--- BEGIN SUPPLIED INFORMATION ---

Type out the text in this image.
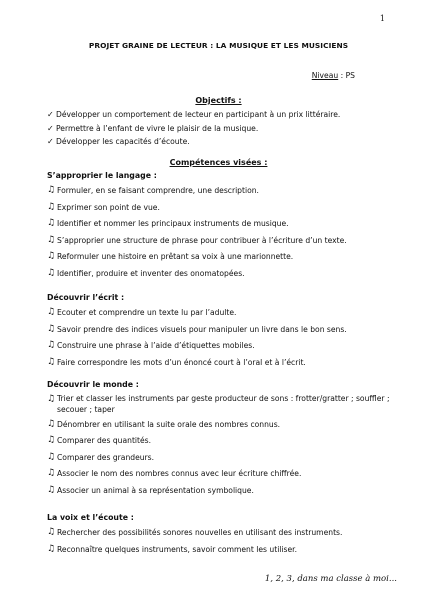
1
PROJET GRAINE DE LECTEUR : LA MUSIQUE ET LES MUSICIENS
Niveau : PS
Objectifs :
✓ Développer un comportement de lecteur en participant à un prix littéraire.
✓ Permettre à l’enfant de vivre le plaisir de la musique.
✓ Développer les capacités d’écoute.
Compétences visées :
S’approprier le langage :
♫ Formuler, en se faisant comprendre, une description.
♫ Exprimer son point de vue.
♫ Identifier et nommer les principaux instruments de musique.
♫ S’approprier une structure de phrase pour contribuer à l’écriture d’un texte.
♫ Reformuler une histoire en prêtant sa voix à une marionnette.
♫ Identifier, produire et inventer des onomatopées.
Découvrir l’écrit :
♫ Ecouter et comprendre un texte lu par l’adulte.
♫ Savoir prendre des indices visuels pour manipuler un livre dans le bon sens.
♫ Construire une phrase à l’aide d’étiquettes mobiles.
♫ Faire correspondre les mots d’un énoncé court à l’oral et à l’écrit.
Découvrir le monde :
♫ Trier et classer les instruments par geste producteur de sons : frotter/gratter ; souffler ; secouer ; taper
♫ Dénombrer en utilisant la suite orale des nombres connus.
♫ Comparer des quantités.
♫ Comparer des grandeurs.
♫ Associer le nom des nombres connus avec leur écriture chiffrée.
♫ Associer un animal à sa représentation symbolique.
La voix et l’écoute :
♫ Rechercher des possibilités sonores nouvelles en utilisant des instruments.
♫ Reconnaître quelques instruments, savoir comment les utiliser.
1, 2, 3, dans ma classe à moi...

--- END SUPPLIED INFORMATION ---

* **EXERCISE REQUIREMENTS**:
Print out the material word for word, omitting the pictures.

* **FULL RESPONSE**:
Type out the text in this image.
1
PROJET GRAINE DE LECTEUR : LA MUSIQUE ET LES MUSICIENS
Niveau : PS
Objectifs :
✓ Développer un comportement de lecteur en participant à un prix littéraire.
✓ Permettre à l’enfant de vivre le plaisir de la musique.
✓ Développer les capacités d’écoute.
Compétences visées :
S’approprier le langage :
♫ Formuler, en se faisant comprendre, une description.
♫ Exprimer son point de vue.
♫ Identifier et nommer les principaux instruments de musique.
♫ S’approprier une structure de phrase pour contribuer à l’écriture d’un texte.
♫ Reformuler une histoire en prêtant sa voix à une marionnette.
♫ Identifier, produire et inventer des onomatopées.
Découvrir l’écrit :
♫ Ecouter et comprendre un texte lu par l’adulte.
♫ Savoir prendre des indices visuels pour manipuler un livre dans le bon sens.
♫ Construire une phrase à l’aide d’étiquettes mobiles.
♫ Faire correspondre les mots d’un énoncé court à l’oral et à l’écrit.
Découvrir le monde :
♫ Trier et classer les instruments par geste producteur de sons : frotter/gratter ; souffler ; secouer ; taper
♫ Dénombrer en utilisant la suite orale des nombres connus.
♫ Comparer des quantités.
♫ Comparer des grandeurs.
♫ Associer le nom des nombres connus avec leur écriture chiffrée.
♫ Associer un animal à sa représentation symbolique.
La voix et l’écoute :
♫ Rechercher des possibilités sonores nouvelles en utilisant des instruments.
♫ Reconnaître quelques instruments, savoir comment les utiliser.
1, 2, 3, dans ma classe à moi...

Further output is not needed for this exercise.